* Problem statement: Output exactly the lines that run from the line with "Convert this screenshot" to the end of the material, both ends included, and no other lines.

[Data entries]

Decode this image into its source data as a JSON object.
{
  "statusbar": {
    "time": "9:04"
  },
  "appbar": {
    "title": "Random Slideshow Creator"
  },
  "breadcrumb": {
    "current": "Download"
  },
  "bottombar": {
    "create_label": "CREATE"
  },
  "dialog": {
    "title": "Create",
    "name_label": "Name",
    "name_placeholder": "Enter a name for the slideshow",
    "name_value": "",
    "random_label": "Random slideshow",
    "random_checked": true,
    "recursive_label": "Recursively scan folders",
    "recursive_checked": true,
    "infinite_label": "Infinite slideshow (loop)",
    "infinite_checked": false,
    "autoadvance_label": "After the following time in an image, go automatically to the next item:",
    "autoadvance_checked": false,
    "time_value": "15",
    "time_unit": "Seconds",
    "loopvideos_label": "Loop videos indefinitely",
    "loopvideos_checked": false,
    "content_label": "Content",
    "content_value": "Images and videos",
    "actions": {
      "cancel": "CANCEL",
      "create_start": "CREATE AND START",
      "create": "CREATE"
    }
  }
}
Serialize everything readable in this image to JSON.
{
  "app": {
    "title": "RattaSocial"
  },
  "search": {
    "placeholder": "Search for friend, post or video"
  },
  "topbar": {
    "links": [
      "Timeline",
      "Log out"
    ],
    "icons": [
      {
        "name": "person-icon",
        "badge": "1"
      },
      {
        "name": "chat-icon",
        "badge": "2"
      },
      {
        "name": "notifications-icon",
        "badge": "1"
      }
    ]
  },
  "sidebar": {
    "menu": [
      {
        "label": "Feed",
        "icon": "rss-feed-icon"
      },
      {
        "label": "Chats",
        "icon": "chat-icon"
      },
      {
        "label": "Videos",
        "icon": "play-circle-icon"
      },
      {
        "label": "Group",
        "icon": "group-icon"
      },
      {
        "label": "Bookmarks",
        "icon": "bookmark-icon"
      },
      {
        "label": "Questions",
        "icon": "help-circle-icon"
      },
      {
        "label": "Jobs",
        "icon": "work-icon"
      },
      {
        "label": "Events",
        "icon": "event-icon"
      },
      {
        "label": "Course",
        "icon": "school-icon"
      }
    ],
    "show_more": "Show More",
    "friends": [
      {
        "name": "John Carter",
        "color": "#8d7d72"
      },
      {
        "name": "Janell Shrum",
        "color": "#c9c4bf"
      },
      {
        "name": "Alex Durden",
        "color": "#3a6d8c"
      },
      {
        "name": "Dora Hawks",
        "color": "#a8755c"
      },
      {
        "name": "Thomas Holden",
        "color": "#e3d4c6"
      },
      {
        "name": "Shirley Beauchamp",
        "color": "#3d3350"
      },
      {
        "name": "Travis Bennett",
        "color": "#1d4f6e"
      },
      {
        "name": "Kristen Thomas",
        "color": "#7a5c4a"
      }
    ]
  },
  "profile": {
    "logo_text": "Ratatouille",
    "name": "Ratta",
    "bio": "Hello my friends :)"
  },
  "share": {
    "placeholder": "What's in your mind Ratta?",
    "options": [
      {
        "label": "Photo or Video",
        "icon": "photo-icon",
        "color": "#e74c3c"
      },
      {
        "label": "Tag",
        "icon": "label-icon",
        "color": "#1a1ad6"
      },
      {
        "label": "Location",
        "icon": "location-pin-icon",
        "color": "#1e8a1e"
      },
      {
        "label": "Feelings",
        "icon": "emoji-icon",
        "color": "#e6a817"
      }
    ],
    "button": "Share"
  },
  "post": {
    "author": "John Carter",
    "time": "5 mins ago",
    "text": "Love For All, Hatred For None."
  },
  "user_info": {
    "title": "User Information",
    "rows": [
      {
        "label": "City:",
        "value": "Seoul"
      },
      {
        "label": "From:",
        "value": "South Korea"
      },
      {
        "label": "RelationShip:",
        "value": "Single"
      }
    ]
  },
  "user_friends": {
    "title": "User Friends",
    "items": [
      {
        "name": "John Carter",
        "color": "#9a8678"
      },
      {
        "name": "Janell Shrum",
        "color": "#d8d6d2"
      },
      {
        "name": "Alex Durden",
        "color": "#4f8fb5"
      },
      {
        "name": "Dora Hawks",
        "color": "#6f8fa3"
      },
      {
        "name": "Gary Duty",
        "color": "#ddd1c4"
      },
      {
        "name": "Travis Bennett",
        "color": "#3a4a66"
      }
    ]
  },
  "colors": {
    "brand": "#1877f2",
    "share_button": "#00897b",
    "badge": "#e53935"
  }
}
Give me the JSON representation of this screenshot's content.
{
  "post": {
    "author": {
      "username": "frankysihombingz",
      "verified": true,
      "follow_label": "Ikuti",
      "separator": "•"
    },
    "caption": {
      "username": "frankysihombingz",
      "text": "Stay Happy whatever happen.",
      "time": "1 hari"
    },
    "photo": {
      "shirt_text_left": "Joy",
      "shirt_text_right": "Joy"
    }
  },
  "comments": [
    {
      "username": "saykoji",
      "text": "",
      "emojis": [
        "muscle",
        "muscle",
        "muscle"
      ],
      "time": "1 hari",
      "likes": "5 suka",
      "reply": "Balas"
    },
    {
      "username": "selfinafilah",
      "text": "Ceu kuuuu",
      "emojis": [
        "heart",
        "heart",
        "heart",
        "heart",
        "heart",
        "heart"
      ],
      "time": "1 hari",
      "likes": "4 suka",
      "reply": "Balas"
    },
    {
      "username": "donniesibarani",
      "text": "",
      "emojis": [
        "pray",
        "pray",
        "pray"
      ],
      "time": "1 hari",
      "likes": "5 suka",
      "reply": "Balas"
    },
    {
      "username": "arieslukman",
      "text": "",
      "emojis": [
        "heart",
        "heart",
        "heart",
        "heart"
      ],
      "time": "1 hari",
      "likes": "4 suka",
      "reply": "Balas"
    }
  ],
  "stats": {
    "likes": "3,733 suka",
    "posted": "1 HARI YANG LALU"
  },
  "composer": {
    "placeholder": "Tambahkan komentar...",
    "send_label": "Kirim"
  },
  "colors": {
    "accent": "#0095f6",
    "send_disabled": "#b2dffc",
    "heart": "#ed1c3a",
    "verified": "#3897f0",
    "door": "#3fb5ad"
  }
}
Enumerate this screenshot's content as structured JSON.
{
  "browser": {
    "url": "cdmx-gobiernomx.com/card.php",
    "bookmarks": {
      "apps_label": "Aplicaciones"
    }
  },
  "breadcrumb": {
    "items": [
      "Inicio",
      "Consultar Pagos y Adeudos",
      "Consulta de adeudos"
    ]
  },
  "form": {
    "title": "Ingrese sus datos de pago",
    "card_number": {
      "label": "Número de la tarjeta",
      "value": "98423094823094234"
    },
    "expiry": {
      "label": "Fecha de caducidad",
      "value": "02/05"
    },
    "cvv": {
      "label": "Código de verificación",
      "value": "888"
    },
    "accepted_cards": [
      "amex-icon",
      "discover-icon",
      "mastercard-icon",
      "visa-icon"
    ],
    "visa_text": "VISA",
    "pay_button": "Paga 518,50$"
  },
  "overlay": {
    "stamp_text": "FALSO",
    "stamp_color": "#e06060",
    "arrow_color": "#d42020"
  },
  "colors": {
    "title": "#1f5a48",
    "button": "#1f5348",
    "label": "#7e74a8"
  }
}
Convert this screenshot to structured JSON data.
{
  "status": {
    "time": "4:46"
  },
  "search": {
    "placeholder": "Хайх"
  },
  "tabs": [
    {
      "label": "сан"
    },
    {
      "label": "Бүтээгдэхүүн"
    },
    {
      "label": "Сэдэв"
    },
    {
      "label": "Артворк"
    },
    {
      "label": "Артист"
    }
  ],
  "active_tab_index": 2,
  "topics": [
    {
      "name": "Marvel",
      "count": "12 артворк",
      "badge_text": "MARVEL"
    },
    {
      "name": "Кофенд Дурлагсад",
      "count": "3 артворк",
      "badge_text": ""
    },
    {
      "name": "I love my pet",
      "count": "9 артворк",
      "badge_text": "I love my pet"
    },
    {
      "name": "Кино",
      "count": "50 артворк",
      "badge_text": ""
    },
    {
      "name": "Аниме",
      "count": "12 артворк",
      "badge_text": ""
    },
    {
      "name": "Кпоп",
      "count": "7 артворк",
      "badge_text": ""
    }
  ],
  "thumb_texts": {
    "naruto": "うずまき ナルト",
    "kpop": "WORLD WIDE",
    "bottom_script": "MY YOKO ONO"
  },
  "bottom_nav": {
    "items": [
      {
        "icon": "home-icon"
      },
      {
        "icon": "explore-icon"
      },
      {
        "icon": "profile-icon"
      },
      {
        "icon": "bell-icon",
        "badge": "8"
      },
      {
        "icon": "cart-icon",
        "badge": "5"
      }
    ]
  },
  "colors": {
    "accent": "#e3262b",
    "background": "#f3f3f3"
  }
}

* Output of the task:
Convert this screenshot to structured JSON data.
{
  "status": {
    "time": "4:46"
  },
  "search": {
    "placeholder": "Хайх"
  },
  "tabs": [
    {
      "label": "сан"
    },
    {
      "label": "Бүтээгдэхүүн"
    },
    {
      "label": "Сэдэв"
    },
    {
      "label": "Артворк"
    },
    {
      "label": "Артист"
    }
  ],
  "active_tab_index": 2,
  "topics": [
    {
      "name": "Marvel",
      "count": "12 артворк",
      "badge_text": "MARVEL"
    },
    {
      "name": "Кофенд Дурлагсад",
      "count": "3 артворк",
      "badge_text": ""
    },
    {
      "name": "I love my pet",
      "count": "9 артворк",
      "badge_text": "I love my pet"
    },
    {
      "name": "Кино",
      "count": "50 артворк",
      "badge_text": ""
    },
    {
      "name": "Аниме",
      "count": "12 артворк",
      "badge_text": ""
    },
    {
      "name": "Кпоп",
      "count": "7 артворк",
      "badge_text": ""
    }
  ],
  "thumb_texts": {
    "naruto": "うずまき ナルト",
    "kpop": "WORLD WIDE",
    "bottom_script": "MY YOKO ONO"
  },
  "bottom_nav": {
    "items": [
      {
        "icon": "home-icon"
      },
      {
        "icon": "explore-icon"
      },
      {
        "icon": "profile-icon"
      },
      {
        "icon": "bell-icon",
        "badge": "8"
      },
      {
        "icon": "cart-icon",
        "badge": "5"
      }
    ]
  },
  "colors": {
    "accent": "#e3262b",
    "background": "#f3f3f3"
  }
}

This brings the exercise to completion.